**Challenge:** Select the lines below containing the word "metal".

**Data for processing:**
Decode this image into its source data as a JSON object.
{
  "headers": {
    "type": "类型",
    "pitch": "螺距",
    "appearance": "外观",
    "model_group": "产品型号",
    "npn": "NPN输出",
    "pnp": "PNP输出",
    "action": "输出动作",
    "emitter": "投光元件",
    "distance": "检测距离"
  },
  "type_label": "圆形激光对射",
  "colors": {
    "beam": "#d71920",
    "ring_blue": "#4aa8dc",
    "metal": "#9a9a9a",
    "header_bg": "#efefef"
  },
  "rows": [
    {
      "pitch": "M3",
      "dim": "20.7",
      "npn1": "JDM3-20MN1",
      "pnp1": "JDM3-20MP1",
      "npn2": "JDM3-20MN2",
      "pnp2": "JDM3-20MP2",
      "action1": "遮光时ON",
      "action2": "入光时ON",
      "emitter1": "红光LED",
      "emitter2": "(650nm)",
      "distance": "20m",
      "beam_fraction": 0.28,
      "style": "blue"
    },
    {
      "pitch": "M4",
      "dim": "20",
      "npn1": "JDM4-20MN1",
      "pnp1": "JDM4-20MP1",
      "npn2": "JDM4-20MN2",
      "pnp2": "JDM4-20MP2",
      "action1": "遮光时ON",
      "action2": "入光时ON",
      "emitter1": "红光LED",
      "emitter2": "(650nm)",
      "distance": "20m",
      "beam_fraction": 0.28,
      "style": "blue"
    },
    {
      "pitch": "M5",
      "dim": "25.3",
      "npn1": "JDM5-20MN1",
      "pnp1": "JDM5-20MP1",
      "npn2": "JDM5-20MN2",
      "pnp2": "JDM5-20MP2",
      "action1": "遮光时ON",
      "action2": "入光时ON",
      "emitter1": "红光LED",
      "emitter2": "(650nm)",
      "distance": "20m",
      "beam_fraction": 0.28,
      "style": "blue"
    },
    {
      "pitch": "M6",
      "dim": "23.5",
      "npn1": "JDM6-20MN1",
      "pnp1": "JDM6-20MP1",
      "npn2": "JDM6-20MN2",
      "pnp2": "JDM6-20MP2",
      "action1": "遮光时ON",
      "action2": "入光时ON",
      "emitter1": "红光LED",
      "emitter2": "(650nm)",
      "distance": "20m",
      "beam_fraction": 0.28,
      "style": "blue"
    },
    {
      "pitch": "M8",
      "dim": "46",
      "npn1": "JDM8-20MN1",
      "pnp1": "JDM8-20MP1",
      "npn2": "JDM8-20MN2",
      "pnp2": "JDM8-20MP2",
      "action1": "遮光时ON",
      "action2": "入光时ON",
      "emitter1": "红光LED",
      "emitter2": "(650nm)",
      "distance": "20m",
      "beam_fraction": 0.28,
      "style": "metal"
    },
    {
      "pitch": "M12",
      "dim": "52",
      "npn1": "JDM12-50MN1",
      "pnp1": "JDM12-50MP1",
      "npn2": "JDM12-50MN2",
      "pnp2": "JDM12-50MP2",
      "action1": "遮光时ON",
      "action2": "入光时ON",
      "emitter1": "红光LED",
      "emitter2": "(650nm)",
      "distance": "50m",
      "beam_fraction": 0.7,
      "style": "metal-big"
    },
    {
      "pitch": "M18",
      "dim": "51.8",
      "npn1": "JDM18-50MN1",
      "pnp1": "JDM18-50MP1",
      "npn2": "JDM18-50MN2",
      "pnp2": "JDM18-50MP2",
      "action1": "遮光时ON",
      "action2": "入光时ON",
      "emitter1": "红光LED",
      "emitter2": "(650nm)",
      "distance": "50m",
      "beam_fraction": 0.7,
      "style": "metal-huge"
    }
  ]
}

**Task response:**
    "metal": "#9a9a9a",
      "style": "metal"
      "style": "metal-big"
      "style": "metal-huge"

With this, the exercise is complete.